Will you transcribe the entries that follow, exactly and in full?

(Chart and figure data)
BEGIN
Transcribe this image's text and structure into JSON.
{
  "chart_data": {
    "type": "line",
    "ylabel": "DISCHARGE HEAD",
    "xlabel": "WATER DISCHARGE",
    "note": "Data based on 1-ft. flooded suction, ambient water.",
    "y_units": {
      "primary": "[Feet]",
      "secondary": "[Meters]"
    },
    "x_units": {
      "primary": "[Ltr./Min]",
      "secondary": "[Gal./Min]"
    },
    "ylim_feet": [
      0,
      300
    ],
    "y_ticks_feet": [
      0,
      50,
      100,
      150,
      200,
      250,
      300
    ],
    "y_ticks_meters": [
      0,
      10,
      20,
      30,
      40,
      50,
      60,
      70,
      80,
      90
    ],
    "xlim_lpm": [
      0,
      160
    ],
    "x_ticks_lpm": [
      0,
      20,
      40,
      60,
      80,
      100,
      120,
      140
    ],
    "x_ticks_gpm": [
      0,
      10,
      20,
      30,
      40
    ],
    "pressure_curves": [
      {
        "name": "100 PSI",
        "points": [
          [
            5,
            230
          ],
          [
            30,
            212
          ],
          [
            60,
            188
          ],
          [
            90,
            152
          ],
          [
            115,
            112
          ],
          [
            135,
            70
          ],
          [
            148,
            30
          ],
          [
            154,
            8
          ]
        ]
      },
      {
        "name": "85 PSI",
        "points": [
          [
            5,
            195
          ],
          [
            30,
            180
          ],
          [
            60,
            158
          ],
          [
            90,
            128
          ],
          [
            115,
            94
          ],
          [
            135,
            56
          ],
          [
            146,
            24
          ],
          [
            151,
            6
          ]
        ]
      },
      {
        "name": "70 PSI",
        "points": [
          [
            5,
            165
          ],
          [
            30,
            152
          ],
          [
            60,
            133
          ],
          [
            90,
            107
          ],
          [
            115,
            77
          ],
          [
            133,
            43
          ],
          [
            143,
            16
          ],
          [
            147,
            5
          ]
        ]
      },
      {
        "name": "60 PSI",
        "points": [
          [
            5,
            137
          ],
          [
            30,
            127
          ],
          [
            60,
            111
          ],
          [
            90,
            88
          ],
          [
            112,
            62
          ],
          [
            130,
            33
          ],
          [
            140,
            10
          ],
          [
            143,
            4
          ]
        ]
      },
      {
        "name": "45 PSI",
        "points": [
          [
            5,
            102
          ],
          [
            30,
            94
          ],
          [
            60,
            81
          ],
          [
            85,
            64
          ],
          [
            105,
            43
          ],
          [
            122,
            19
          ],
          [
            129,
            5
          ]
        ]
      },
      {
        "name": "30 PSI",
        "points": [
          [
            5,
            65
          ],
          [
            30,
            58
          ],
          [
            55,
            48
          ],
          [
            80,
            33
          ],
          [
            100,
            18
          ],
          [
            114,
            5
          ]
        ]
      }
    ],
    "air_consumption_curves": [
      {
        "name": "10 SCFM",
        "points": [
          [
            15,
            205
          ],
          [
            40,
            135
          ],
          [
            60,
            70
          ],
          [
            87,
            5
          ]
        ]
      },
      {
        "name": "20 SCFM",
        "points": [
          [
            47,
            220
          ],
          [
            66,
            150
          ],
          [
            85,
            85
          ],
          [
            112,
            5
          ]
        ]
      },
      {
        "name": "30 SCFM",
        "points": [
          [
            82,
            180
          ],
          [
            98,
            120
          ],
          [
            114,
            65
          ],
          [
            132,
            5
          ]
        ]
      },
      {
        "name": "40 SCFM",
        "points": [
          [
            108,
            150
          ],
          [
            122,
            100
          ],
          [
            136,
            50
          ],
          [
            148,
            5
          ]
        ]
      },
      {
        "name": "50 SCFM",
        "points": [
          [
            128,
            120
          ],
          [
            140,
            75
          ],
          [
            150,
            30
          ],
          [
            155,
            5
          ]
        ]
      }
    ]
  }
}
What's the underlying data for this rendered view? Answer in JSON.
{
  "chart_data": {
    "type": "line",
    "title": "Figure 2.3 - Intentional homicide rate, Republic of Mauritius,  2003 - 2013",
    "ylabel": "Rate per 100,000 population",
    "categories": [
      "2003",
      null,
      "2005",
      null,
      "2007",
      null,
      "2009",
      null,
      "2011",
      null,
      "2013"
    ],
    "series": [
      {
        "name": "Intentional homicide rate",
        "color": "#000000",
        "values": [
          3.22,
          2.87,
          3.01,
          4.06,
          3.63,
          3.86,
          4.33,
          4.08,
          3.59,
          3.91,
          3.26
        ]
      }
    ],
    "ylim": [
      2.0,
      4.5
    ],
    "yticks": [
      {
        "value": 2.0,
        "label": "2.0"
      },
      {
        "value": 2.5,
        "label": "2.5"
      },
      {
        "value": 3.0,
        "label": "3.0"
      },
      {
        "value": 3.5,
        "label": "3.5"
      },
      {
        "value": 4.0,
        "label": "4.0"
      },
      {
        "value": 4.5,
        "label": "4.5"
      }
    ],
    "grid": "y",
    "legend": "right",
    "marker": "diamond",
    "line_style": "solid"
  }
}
END
● Result for this exercise:
Transcribe this image's text and structure into JSON.
{
  "chart_data": {
    "type": "line",
    "ylabel": "DISCHARGE HEAD",
    "xlabel": "WATER DISCHARGE",
    "note": "Data based on 1-ft. flooded suction, ambient water.",
    "y_units": {
      "primary": "[Feet]",
      "secondary": "[Meters]"
    },
    "x_units": {
      "primary": "[Ltr./Min]",
      "secondary": "[Gal./Min]"
    },
    "ylim_feet": [
      0,
      300
    ],
    "y_ticks_feet": [
      0,
      50,
      100,
      150,
      200,
      250,
      300
    ],
    "y_ticks_meters": [
      0,
      10,
      20,
      30,
      40,
      50,
      60,
      70,
      80,
      90
    ],
    "xlim_lpm": [
      0,
      160
    ],
    "x_ticks_lpm": [
      0,
      20,
      40,
      60,
      80,
      100,
      120,
      140
    ],
    "x_ticks_gpm": [
      0,
      10,
      20,
      30,
      40
    ],
    "pressure_curves": [
      {
        "name": "100 PSI",
        "points": [
          [
            5,
            230
          ],
          [
            30,
            212
          ],
          [
            60,
            188
          ],
          [
            90,
            152
          ],
          [
            115,
            112
          ],
          [
            135,
            70
          ],
          [
            148,
            30
          ],
          [
            154,
            8
          ]
        ]
      },
      {
        "name": "85 PSI",
        "points": [
          [
            5,
            195
          ],
          [
            30,
            180
          ],
          [
            60,
            158
          ],
          [
            90,
            128
          ],
          [
            115,
            94
          ],
          [
            135,
            56
          ],
          [
            146,
            24
          ],
          [
            151,
            6
          ]
        ]
      },
      {
        "name": "70 PSI",
        "points": [
          [
            5,
            165
          ],
          [
            30,
            152
          ],
          [
            60,
            133
          ],
          [
            90,
            107
          ],
          [
            115,
            77
          ],
          [
            133,
            43
          ],
          [
            143,
            16
          ],
          [
            147,
            5
          ]
        ]
      },
      {
        "name": "60 PSI",
        "points": [
          [
            5,
            137
          ],
          [
            30,
            127
          ],
          [
            60,
            111
          ],
          [
            90,
            88
          ],
          [
            112,
            62
          ],
          [
            130,
            33
          ],
          [
            140,
            10
          ],
          [
            143,
            4
          ]
        ]
      },
      {
        "name": "45 PSI",
        "points": [
          [
            5,
            102
          ],
          [
            30,
            94
          ],
          [
            60,
            81
          ],
          [
            85,
            64
          ],
          [
            105,
            43
          ],
          [
            122,
            19
          ],
          [
            129,
            5
          ]
        ]
      },
      {
        "name": "30 PSI",
        "points": [
          [
            5,
            65
          ],
          [
            30,
            58
          ],
          [
            55,
            48
          ],
          [
            80,
            33
          ],
          [
            100,
            18
          ],
          [
            114,
            5
          ]
        ]
      }
    ],
    "air_consumption_curves": [
      {
        "name": "10 SCFM",
        "points": [
          [
            15,
            205
          ],
          [
            40,
            135
          ],
          [
            60,
            70
          ],
          [
            87,
            5
          ]
        ]
      },
      {
        "name": "20 SCFM",
        "points": [
          [
            47,
            220
          ],
          [
            66,
            150
          ],
          [
            85,
            85
          ],
          [
            112,
            5
          ]
        ]
      },
      {
        "name": "30 SCFM",
        "points": [
          [
            82,
            180
          ],
          [
            98,
            120
          ],
          [
            114,
            65
          ],
          [
            132,
            5
          ]
        ]
      },
      {
        "name": "40 SCFM",
        "points": [
          [
            108,
            150
          ],
          [
            122,
            100
          ],
          [
            136,
            50
          ],
          [
            148,
            5
          ]
        ]
      },
      {
        "name": "50 SCFM",
        "points": [
          [
            128,
            120
          ],
          [
            140,
            75
          ],
          [
            150,
            30
          ],
          [
            155,
            5
          ]
        ]
      }
    ]
  }
}
What's the underlying data for this rendered view? Answer in JSON.
{
  "chart_data": {
    "type": "line",
    "title": "Figure 2.3 - Intentional homicide rate, Republic of Mauritius,  2003 - 2013",
    "ylabel": "Rate per 100,000 population",
    "categories": [
      "2003",
      null,
      "2005",
      null,
      "2007",
      null,
      "2009",
      null,
      "2011",
      null,
      "2013"
    ],
    "series": [
      {
        "name": "Intentional homicide rate",
        "color": "#000000",
        "values": [
          3.22,
          2.87,
          3.01,
          4.06,
          3.63,
          3.86,
          4.33,
          4.08,
          3.59,
          3.91,
          3.26
        ]
      }
    ],
    "ylim": [
      2.0,
      4.5
    ],
    "yticks": [
      {
        "value": 2.0,
        "label": "2.0"
      },
      {
        "value": 2.5,
        "label": "2.5"
      },
      {
        "value": 3.0,
        "label": "3.0"
      },
      {
        "value": 3.5,
        "label": "3.5"
      },
      {
        "value": 4.0,
        "label": "4.0"
      },
      {
        "value": 4.5,
        "label": "4.5"
      }
    ],
    "grid": "y",
    "legend": "right",
    "marker": "diamond",
    "line_style": "solid"
  }
}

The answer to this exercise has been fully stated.